TASK STATEMENT: Identify all lines in the data containing the string "legend". Copy them out.

DATASET EXCERPTS:
## begin
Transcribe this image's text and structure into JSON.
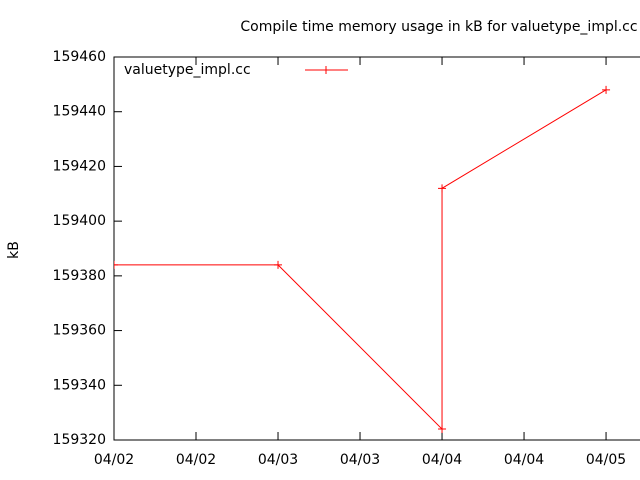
{
  "chart_data": {
    "type": "line",
    "title": "Compile time memory usage in kB for valuetype_impl.cc",
    "y_label": "kB",
    "x": [
      0,
      1,
      2,
      2,
      3
    ],
    "series": [
      {
        "name": "valuetype_impl.cc",
        "color": "#ff0000",
        "values": [
          159384,
          159384,
          159324,
          159412,
          159448
        ]
      }
    ],
    "xlim": [
      0,
      3.207
    ],
    "xticks": [
      {
        "value": 0,
        "label": "04/02"
      },
      {
        "value": 0.5,
        "label": "04/02"
      },
      {
        "value": 1,
        "label": "04/03"
      },
      {
        "value": 1.5,
        "label": "04/03"
      },
      {
        "value": 2,
        "label": "04/04"
      },
      {
        "value": 2.5,
        "label": "04/04"
      },
      {
        "value": 3,
        "label": "04/05"
      }
    ],
    "ylim": [
      159320,
      159460
    ],
    "yticks": [
      159320,
      159340,
      159360,
      159380,
      159400,
      159420,
      159440,
      159460
    ],
    "legend": "top-left"
  }
}
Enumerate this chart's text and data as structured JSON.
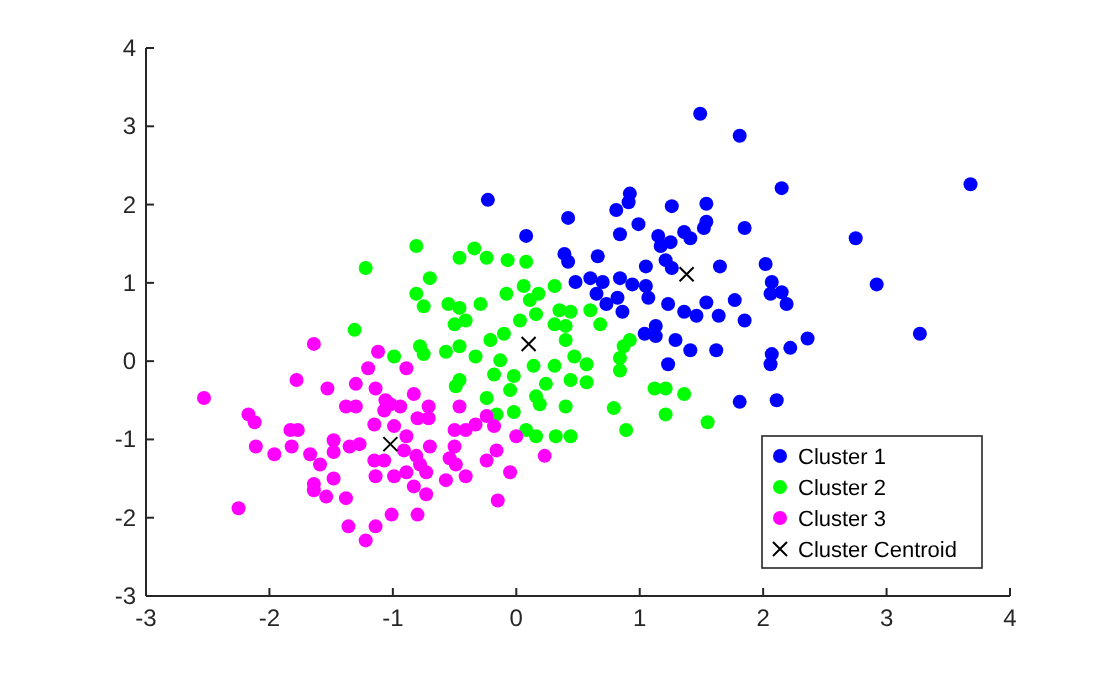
{
  "chart_data": {
    "type": "scatter",
    "xlim": [
      -3,
      4
    ],
    "xticks": [
      -3,
      -2,
      -1,
      0,
      1,
      2,
      3,
      4
    ],
    "ylim": [
      -3,
      4
    ],
    "yticks": [
      -3,
      -2,
      -1,
      0,
      1,
      2,
      3,
      4
    ],
    "grid": false,
    "legend": "bottom right",
    "marker": "circle",
    "series": [
      {
        "name": "Cluster 1",
        "color": "#0000ff",
        "x": [
          1.49,
          1.81,
          3.68,
          2.15,
          -0.23,
          0.92,
          0.91,
          0.81,
          1.26,
          1.54,
          1.54,
          1.52,
          1.85,
          2.75,
          0.42,
          0.08,
          0.99,
          0.84,
          1.15,
          1.17,
          1.25,
          1.36,
          1.41,
          0.66,
          0.39,
          0.42,
          1.05,
          1.21,
          1.26,
          1.65,
          2.02,
          2.07,
          2.92,
          0.48,
          0.6,
          0.7,
          0.84,
          0.94,
          1.05,
          0.65,
          0.73,
          0.82,
          0.86,
          1.07,
          1.23,
          1.36,
          1.46,
          1.54,
          1.64,
          1.77,
          1.85,
          2.06,
          2.15,
          2.19,
          1.04,
          1.13,
          1.13,
          1.29,
          1.41,
          1.62,
          2.07,
          2.22,
          2.36,
          3.27,
          2.06,
          1.81,
          2.11,
          1.23
        ],
        "values": [
          3.16,
          2.88,
          2.26,
          2.21,
          2.06,
          2.14,
          2.03,
          1.93,
          1.98,
          2.01,
          1.78,
          1.7,
          1.7,
          1.57,
          1.83,
          1.6,
          1.75,
          1.62,
          1.6,
          1.47,
          1.52,
          1.65,
          1.57,
          1.34,
          1.37,
          1.27,
          1.21,
          1.29,
          1.19,
          1.21,
          1.24,
          1.01,
          0.98,
          1.01,
          1.06,
          1.01,
          1.06,
          0.98,
          0.96,
          0.86,
          0.73,
          0.81,
          0.63,
          0.81,
          0.73,
          0.63,
          0.58,
          0.75,
          0.58,
          0.78,
          0.52,
          0.86,
          0.88,
          0.73,
          0.35,
          0.45,
          0.32,
          0.27,
          0.14,
          0.14,
          0.09,
          0.17,
          0.29,
          0.35,
          -0.04,
          -0.52,
          -0.5,
          -0.04
        ]
      },
      {
        "name": "Cluster 2",
        "color": "#00ff00",
        "x": [
          -1.22,
          -0.81,
          -0.46,
          -0.34,
          -0.24,
          -0.07,
          0.08,
          -0.81,
          -0.75,
          -0.7,
          -0.55,
          -0.46,
          -0.29,
          -0.08,
          0.06,
          0.11,
          0.18,
          0.31,
          0.03,
          0.16,
          0.35,
          0.44,
          0.6,
          -0.5,
          -0.41,
          -1.31,
          -0.78,
          -0.75,
          -0.57,
          -0.46,
          -0.33,
          -0.21,
          -0.1,
          0.31,
          0.4,
          0.68,
          0.4,
          0.47,
          0.57,
          0.87,
          0.92,
          -0.13,
          -0.18,
          -0.02,
          0.14,
          0.31,
          0.24,
          0.44,
          0.57,
          0.84,
          -0.99,
          -0.49,
          -0.46,
          -0.24,
          -0.05,
          0.16,
          0.19,
          0.4,
          -0.16,
          -0.02,
          1.12,
          1.21,
          1.36,
          1.21,
          0.79,
          0.89,
          0.08,
          0.16,
          0.32,
          0.44,
          0.84,
          1.55
        ],
        "values": [
          1.19,
          1.47,
          1.32,
          1.44,
          1.32,
          1.29,
          1.27,
          0.86,
          0.7,
          1.06,
          0.73,
          0.68,
          0.73,
          0.86,
          0.96,
          0.78,
          0.86,
          0.96,
          0.52,
          0.6,
          0.65,
          0.63,
          0.65,
          0.47,
          0.52,
          0.4,
          0.19,
          0.09,
          0.12,
          0.19,
          0.06,
          0.27,
          0.35,
          0.47,
          0.45,
          0.47,
          0.27,
          0.06,
          -0.04,
          0.19,
          0.27,
          0.01,
          -0.17,
          -0.19,
          -0.06,
          -0.06,
          -0.29,
          -0.24,
          -0.27,
          -0.12,
          0.06,
          -0.32,
          -0.24,
          -0.47,
          -0.37,
          -0.45,
          -0.55,
          -0.58,
          -0.68,
          -0.65,
          -0.35,
          -0.35,
          -0.42,
          -0.68,
          -0.6,
          -0.88,
          -0.88,
          -0.96,
          -0.96,
          -0.96,
          0.04,
          -0.78
        ]
      },
      {
        "name": "Cluster 3",
        "color": "#ff00ff",
        "x": [
          -2.53,
          -1.64,
          -1.12,
          -1.78,
          -2.17,
          -2.12,
          -1.53,
          -1.3,
          -1.2,
          -0.89,
          -1.14,
          -2.11,
          -1.96,
          -1.83,
          -1.77,
          -1.82,
          -1.67,
          -1.59,
          -1.48,
          -1.48,
          -1.38,
          -1.3,
          -1.35,
          -1.27,
          -1.15,
          -1.07,
          -1.02,
          -0.94,
          -0.83,
          -0.71,
          -0.99,
          -0.89,
          -0.8,
          -0.71,
          -0.7,
          -0.5,
          -0.46,
          -0.41,
          -0.33,
          -0.24,
          -0.18,
          -1.15,
          -1.07,
          -1.14,
          -0.99,
          -0.89,
          -0.78,
          -0.73,
          -0.83,
          -1.64,
          -1.54,
          -1.64,
          -1.48,
          -1.38,
          -2.25,
          -1.36,
          -1.22,
          -1.14,
          -1.01,
          -0.8,
          -0.73,
          -0.57,
          -0.49,
          -0.5,
          -0.41,
          -0.24,
          -0.15,
          -0.05,
          -0.54,
          -0.91,
          -0.81,
          -1.06,
          -0.16,
          0.0,
          0.23
        ],
        "values": [
          -0.47,
          0.22,
          0.12,
          -0.24,
          -0.68,
          -0.78,
          -0.35,
          -0.29,
          -0.09,
          -0.09,
          -0.35,
          -1.09,
          -1.19,
          -0.88,
          -0.88,
          -1.09,
          -1.19,
          -1.32,
          -1.01,
          -1.16,
          -0.58,
          -0.58,
          -1.09,
          -1.06,
          -0.81,
          -0.63,
          -0.55,
          -0.58,
          -0.42,
          -0.58,
          -0.83,
          -0.96,
          -0.73,
          -0.73,
          -1.09,
          -0.88,
          -0.58,
          -0.88,
          -0.81,
          -0.7,
          -0.83,
          -1.27,
          -1.27,
          -1.47,
          -1.47,
          -1.42,
          -1.32,
          -1.42,
          -1.6,
          -1.65,
          -1.73,
          -1.57,
          -1.5,
          -1.75,
          -1.88,
          -2.11,
          -2.29,
          -2.11,
          -1.96,
          -1.96,
          -1.7,
          -1.52,
          -1.32,
          -1.09,
          -1.47,
          -1.27,
          -1.78,
          -1.42,
          -1.24,
          -1.14,
          -1.21,
          -0.5,
          -1.14,
          -0.96,
          -1.21
        ]
      },
      {
        "name": "Cluster Centroid",
        "color": "#000000",
        "marker": "cross",
        "x": [
          1.38,
          0.1,
          -1.02
        ],
        "values": [
          1.11,
          0.22,
          -1.06
        ]
      }
    ]
  }
}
## end
ANSWER FOR THE TASK:
    "legend": "top-left"
    "legend": "bottom right",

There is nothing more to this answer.